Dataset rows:
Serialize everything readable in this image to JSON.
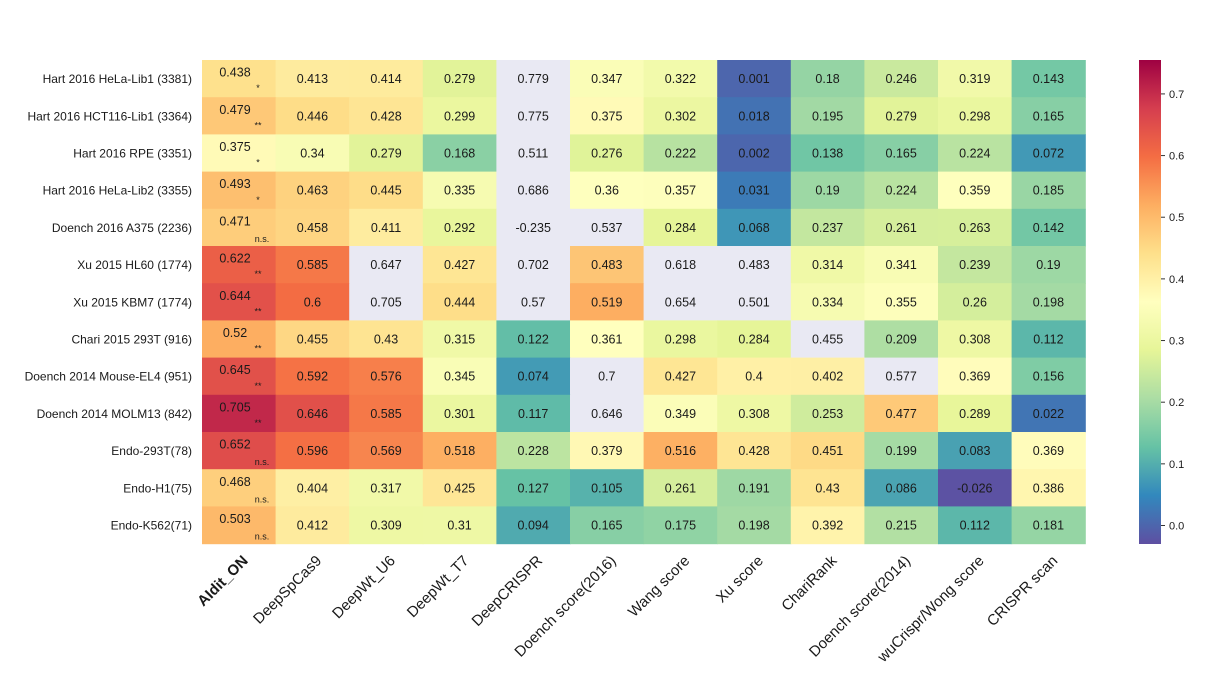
{
  "chart_data": {
    "type": "heatmap",
    "rows": [
      "Hart 2016 HeLa-Lib1 (3381)",
      "Hart 2016 HCT116-Lib1 (3364)",
      "Hart 2016 RPE (3351)",
      "Hart 2016 HeLa-Lib2 (3355)",
      "Doench 2016 A375 (2236)",
      "Xu 2015 HL60 (1774)",
      "Xu 2015 KBM7 (1774)",
      "Chari 2015 293T (916)",
      "Doench 2014 Mouse-EL4 (951)",
      "Doench 2014 MOLM13 (842)",
      "Endo-293T(78)",
      "Endo-H1(75)",
      "Endo-K562(71)"
    ],
    "columns": [
      "AIdit_ON",
      "DeepSpCas9",
      "DeepWt_U6",
      "DeepWt_T7",
      "DeepCRISPR",
      "Doench score(2016)",
      "Wang score",
      "Xu score",
      "ChariRank",
      "Doench score(2014)",
      "wuCrispr/Wong score",
      "CRISPR scan"
    ],
    "values": [
      [
        0.438,
        0.413,
        0.414,
        0.279,
        0.779,
        0.347,
        0.322,
        0.001,
        0.18,
        0.246,
        0.319,
        0.143
      ],
      [
        0.479,
        0.446,
        0.428,
        0.299,
        0.775,
        0.375,
        0.302,
        0.018,
        0.195,
        0.279,
        0.298,
        0.165
      ],
      [
        0.375,
        0.34,
        0.279,
        0.168,
        0.511,
        0.276,
        0.222,
        0.002,
        0.138,
        0.165,
        0.224,
        0.072
      ],
      [
        0.493,
        0.463,
        0.445,
        0.335,
        0.686,
        0.36,
        0.357,
        0.031,
        0.19,
        0.224,
        0.359,
        0.185
      ],
      [
        0.471,
        0.458,
        0.411,
        0.292,
        -0.235,
        0.537,
        0.284,
        0.068,
        0.237,
        0.261,
        0.263,
        0.142
      ],
      [
        0.622,
        0.585,
        0.647,
        0.427,
        0.702,
        0.483,
        0.618,
        0.483,
        0.314,
        0.341,
        0.239,
        0.19
      ],
      [
        0.644,
        0.6,
        0.705,
        0.444,
        0.57,
        0.519,
        0.654,
        0.501,
        0.334,
        0.355,
        0.26,
        0.198
      ],
      [
        0.52,
        0.455,
        0.43,
        0.315,
        0.122,
        0.361,
        0.298,
        0.284,
        0.455,
        0.209,
        0.308,
        0.112
      ],
      [
        0.645,
        0.592,
        0.576,
        0.345,
        0.074,
        0.7,
        0.427,
        0.4,
        0.402,
        0.577,
        0.369,
        0.156
      ],
      [
        0.705,
        0.646,
        0.585,
        0.301,
        0.117,
        0.646,
        0.349,
        0.308,
        0.253,
        0.477,
        0.289,
        0.022
      ],
      [
        0.652,
        0.596,
        0.569,
        0.518,
        0.228,
        0.379,
        0.516,
        0.428,
        0.451,
        0.199,
        0.083,
        0.369
      ],
      [
        0.468,
        0.404,
        0.317,
        0.425,
        0.127,
        0.105,
        0.261,
        0.191,
        0.43,
        0.086,
        -0.026,
        0.386
      ],
      [
        0.503,
        0.412,
        0.309,
        0.31,
        0.094,
        0.165,
        0.175,
        0.198,
        0.392,
        0.215,
        0.112,
        0.181
      ]
    ],
    "significance_first_column": [
      "*",
      "**",
      "*",
      "*",
      "n.s.",
      "**",
      "**",
      "**",
      "**",
      "**",
      "n.s.",
      "n.s.",
      "n.s."
    ],
    "missing_cells": [
      [
        0,
        4
      ],
      [
        1,
        4
      ],
      [
        2,
        4
      ],
      [
        3,
        4
      ],
      [
        4,
        4
      ],
      [
        4,
        5
      ],
      [
        5,
        2
      ],
      [
        5,
        4
      ],
      [
        5,
        6
      ],
      [
        5,
        7
      ],
      [
        6,
        2
      ],
      [
        6,
        4
      ],
      [
        6,
        6
      ],
      [
        6,
        7
      ],
      [
        7,
        8
      ],
      [
        8,
        5
      ],
      [
        8,
        9
      ],
      [
        9,
        5
      ]
    ],
    "colorbar": {
      "colormap": "Spectral_r",
      "vmin": -0.03,
      "vmax": 0.755,
      "ticks": [
        0.0,
        0.1,
        0.2,
        0.3,
        0.4,
        0.5,
        0.6,
        0.7
      ],
      "tick_labels": [
        "0.0",
        "0.1",
        "0.2",
        "0.3",
        "0.4",
        "0.5",
        "0.6",
        "0.7"
      ]
    },
    "missing_color": "#e9e9f3",
    "bold_column": "AIdit_ON"
  }
}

▸ **WHAT YOU SHOULD DO**
All of the lines above should be printed exactly, minus the pictures.

▸ **THE RESPONSE**
Serialize everything readable in this image to JSON.
{
  "chart_data": {
    "type": "heatmap",
    "rows": [
      "Hart 2016 HeLa-Lib1 (3381)",
      "Hart 2016 HCT116-Lib1 (3364)",
      "Hart 2016 RPE (3351)",
      "Hart 2016 HeLa-Lib2 (3355)",
      "Doench 2016 A375 (2236)",
      "Xu 2015 HL60 (1774)",
      "Xu 2015 KBM7 (1774)",
      "Chari 2015 293T (916)",
      "Doench 2014 Mouse-EL4 (951)",
      "Doench 2014 MOLM13 (842)",
      "Endo-293T(78)",
      "Endo-H1(75)",
      "Endo-K562(71)"
    ],
    "columns": [
      "AIdit_ON",
      "DeepSpCas9",
      "DeepWt_U6",
      "DeepWt_T7",
      "DeepCRISPR",
      "Doench score(2016)",
      "Wang score",
      "Xu score",
      "ChariRank",
      "Doench score(2014)",
      "wuCrispr/Wong score",
      "CRISPR scan"
    ],
    "values": [
      [
        0.438,
        0.413,
        0.414,
        0.279,
        0.779,
        0.347,
        0.322,
        0.001,
        0.18,
        0.246,
        0.319,
        0.143
      ],
      [
        0.479,
        0.446,
        0.428,
        0.299,
        0.775,
        0.375,
        0.302,
        0.018,
        0.195,
        0.279,
        0.298,
        0.165
      ],
      [
        0.375,
        0.34,
        0.279,
        0.168,
        0.511,
        0.276,
        0.222,
        0.002,
        0.138,
        0.165,
        0.224,
        0.072
      ],
      [
        0.493,
        0.463,
        0.445,
        0.335,
        0.686,
        0.36,
        0.357,
        0.031,
        0.19,
        0.224,
        0.359,
        0.185
      ],
      [
        0.471,
        0.458,
        0.411,
        0.292,
        -0.235,
        0.537,
        0.284,
        0.068,
        0.237,
        0.261,
        0.263,
        0.142
      ],
      [
        0.622,
        0.585,
        0.647,
        0.427,
        0.702,
        0.483,
        0.618,
        0.483,
        0.314,
        0.341,
        0.239,
        0.19
      ],
      [
        0.644,
        0.6,
        0.705,
        0.444,
        0.57,
        0.519,
        0.654,
        0.501,
        0.334,
        0.355,
        0.26,
        0.198
      ],
      [
        0.52,
        0.455,
        0.43,
        0.315,
        0.122,
        0.361,
        0.298,
        0.284,
        0.455,
        0.209,
        0.308,
        0.112
      ],
      [
        0.645,
        0.592,
        0.576,
        0.345,
        0.074,
        0.7,
        0.427,
        0.4,
        0.402,
        0.577,
        0.369,
        0.156
      ],
      [
        0.705,
        0.646,
        0.585,
        0.301,
        0.117,
        0.646,
        0.349,
        0.308,
        0.253,
        0.477,
        0.289,
        0.022
      ],
      [
        0.652,
        0.596,
        0.569,
        0.518,
        0.228,
        0.379,
        0.516,
        0.428,
        0.451,
        0.199,
        0.083,
        0.369
      ],
      [
        0.468,
        0.404,
        0.317,
        0.425,
        0.127,
        0.105,
        0.261,
        0.191,
        0.43,
        0.086,
        -0.026,
        0.386
      ],
      [
        0.503,
        0.412,
        0.309,
        0.31,
        0.094,
        0.165,
        0.175,
        0.198,
        0.392,
        0.215,
        0.112,
        0.181
      ]
    ],
    "significance_first_column": [
      "*",
      "**",
      "*",
      "*",
      "n.s.",
      "**",
      "**",
      "**",
      "**",
      "**",
      "n.s.",
      "n.s.",
      "n.s."
    ],
    "missing_cells": [
      [
        0,
        4
      ],
      [
        1,
        4
      ],
      [
        2,
        4
      ],
      [
        3,
        4
      ],
      [
        4,
        4
      ],
      [
        4,
        5
      ],
      [
        5,
        2
      ],
      [
        5,
        4
      ],
      [
        5,
        6
      ],
      [
        5,
        7
      ],
      [
        6,
        2
      ],
      [
        6,
        4
      ],
      [
        6,
        6
      ],
      [
        6,
        7
      ],
      [
        7,
        8
      ],
      [
        8,
        5
      ],
      [
        8,
        9
      ],
      [
        9,
        5
      ]
    ],
    "colorbar": {
      "colormap": "Spectral_r",
      "vmin": -0.03,
      "vmax": 0.755,
      "ticks": [
        0.0,
        0.1,
        0.2,
        0.3,
        0.4,
        0.5,
        0.6,
        0.7
      ],
      "tick_labels": [
        "0.0",
        "0.1",
        "0.2",
        "0.3",
        "0.4",
        "0.5",
        "0.6",
        "0.7"
      ]
    },
    "missing_color": "#e9e9f3",
    "bold_column": "AIdit_ON"
  }
}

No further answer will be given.